• _Records supplied_
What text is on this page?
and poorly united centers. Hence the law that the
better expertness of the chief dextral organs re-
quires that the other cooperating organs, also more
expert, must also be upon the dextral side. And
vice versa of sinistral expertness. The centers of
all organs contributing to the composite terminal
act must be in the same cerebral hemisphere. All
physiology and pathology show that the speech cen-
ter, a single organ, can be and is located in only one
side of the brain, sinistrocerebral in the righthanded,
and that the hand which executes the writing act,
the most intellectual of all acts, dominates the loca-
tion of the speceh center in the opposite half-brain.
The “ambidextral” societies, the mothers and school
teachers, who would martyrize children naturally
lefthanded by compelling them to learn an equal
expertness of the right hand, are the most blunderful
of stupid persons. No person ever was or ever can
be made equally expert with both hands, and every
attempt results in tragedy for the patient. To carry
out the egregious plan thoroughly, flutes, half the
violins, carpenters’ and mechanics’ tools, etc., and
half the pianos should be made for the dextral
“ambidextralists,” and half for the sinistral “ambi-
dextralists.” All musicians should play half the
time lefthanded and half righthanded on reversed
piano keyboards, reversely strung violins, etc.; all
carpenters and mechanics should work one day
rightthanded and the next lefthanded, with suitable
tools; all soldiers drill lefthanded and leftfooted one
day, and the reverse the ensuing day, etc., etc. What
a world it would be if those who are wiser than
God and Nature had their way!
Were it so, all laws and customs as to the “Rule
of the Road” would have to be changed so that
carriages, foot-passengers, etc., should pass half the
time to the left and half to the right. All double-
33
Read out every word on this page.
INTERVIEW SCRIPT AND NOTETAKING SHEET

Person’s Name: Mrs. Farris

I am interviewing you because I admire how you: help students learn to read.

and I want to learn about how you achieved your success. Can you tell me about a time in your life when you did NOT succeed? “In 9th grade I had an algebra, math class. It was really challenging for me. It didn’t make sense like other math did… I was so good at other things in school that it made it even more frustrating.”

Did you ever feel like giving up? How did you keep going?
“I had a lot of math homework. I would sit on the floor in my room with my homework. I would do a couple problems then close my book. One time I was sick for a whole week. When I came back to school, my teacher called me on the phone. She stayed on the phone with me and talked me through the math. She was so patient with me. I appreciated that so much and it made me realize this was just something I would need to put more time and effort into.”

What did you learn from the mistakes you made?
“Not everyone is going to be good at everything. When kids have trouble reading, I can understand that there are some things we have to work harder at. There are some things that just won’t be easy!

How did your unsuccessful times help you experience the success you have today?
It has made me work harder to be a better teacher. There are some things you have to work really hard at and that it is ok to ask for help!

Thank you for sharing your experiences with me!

• _Problem description_
Show each line in the entries that holds the string "good".

• _Written solution_
and I want to learn about how you achieved your success. Can you tell me about a time in your life when you did NOT succeed? “In 9th grade I had an algebra, math class. It was really challenging for me. It didn’t make sense like other math did… I was so good at other things in school that it made it even more frustrating.”
“Not everyone is going to be good at everything. When kids have trouble reading, I can understand that there are some things we have to work harder at. There are some things that just won’t be easy!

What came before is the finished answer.